▶ **TASK OBJECTIVE**
Find each line in the following listing that has the string "Daily", then state the count and nothing else.

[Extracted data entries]
■ ■ ■
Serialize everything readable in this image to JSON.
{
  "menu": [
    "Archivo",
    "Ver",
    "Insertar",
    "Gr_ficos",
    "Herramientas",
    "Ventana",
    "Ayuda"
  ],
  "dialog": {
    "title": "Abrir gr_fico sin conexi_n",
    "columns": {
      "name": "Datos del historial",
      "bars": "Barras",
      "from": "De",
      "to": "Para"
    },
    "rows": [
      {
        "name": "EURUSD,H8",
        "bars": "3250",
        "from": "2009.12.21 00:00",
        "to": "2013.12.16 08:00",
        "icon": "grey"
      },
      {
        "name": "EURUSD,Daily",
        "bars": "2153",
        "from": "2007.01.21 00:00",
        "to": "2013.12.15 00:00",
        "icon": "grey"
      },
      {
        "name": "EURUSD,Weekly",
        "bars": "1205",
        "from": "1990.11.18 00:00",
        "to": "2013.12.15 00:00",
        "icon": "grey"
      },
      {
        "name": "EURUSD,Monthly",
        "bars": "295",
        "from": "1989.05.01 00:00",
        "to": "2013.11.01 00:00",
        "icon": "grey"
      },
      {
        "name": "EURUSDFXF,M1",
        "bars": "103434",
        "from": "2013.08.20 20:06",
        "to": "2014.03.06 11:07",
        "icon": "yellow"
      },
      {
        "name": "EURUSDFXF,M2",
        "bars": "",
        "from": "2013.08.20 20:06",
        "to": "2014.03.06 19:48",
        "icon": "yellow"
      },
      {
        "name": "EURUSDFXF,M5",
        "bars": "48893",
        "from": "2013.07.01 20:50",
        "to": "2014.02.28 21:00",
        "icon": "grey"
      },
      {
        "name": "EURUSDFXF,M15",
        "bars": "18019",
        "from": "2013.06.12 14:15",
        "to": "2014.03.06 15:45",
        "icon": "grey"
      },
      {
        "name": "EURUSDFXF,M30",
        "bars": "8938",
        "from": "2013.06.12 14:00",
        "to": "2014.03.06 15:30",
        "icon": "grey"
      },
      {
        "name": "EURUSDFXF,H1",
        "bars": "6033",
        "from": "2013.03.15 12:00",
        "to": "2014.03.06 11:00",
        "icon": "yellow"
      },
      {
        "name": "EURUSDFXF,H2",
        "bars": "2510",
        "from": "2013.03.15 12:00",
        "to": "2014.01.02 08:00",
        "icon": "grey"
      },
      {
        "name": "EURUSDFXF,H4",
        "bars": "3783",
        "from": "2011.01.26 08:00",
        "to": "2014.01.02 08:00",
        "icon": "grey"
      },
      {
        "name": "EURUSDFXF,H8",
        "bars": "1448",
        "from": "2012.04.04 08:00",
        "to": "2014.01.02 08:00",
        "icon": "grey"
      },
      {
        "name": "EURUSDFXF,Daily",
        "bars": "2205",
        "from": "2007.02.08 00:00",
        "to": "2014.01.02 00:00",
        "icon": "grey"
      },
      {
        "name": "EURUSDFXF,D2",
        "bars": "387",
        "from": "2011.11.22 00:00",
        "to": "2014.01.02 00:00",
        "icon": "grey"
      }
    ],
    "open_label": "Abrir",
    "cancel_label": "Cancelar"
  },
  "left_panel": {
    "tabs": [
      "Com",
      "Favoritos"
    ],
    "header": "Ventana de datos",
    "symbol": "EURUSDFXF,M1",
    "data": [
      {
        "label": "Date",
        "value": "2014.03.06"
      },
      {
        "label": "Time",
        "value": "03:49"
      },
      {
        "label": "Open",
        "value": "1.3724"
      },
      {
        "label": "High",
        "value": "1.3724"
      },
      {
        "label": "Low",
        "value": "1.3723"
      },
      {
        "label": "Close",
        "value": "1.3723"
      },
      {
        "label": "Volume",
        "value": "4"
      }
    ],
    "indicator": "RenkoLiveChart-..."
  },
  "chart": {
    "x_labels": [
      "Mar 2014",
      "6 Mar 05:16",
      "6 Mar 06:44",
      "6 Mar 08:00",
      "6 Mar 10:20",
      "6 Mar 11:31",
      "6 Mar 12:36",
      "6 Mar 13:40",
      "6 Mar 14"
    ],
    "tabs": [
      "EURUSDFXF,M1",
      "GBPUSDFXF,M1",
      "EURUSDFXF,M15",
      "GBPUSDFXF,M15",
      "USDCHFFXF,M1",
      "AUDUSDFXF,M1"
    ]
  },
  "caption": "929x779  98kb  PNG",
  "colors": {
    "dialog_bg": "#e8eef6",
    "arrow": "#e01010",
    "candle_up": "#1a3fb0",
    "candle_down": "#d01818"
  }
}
■ ■ ■
▶ **COMPLETE OUTPUT**
2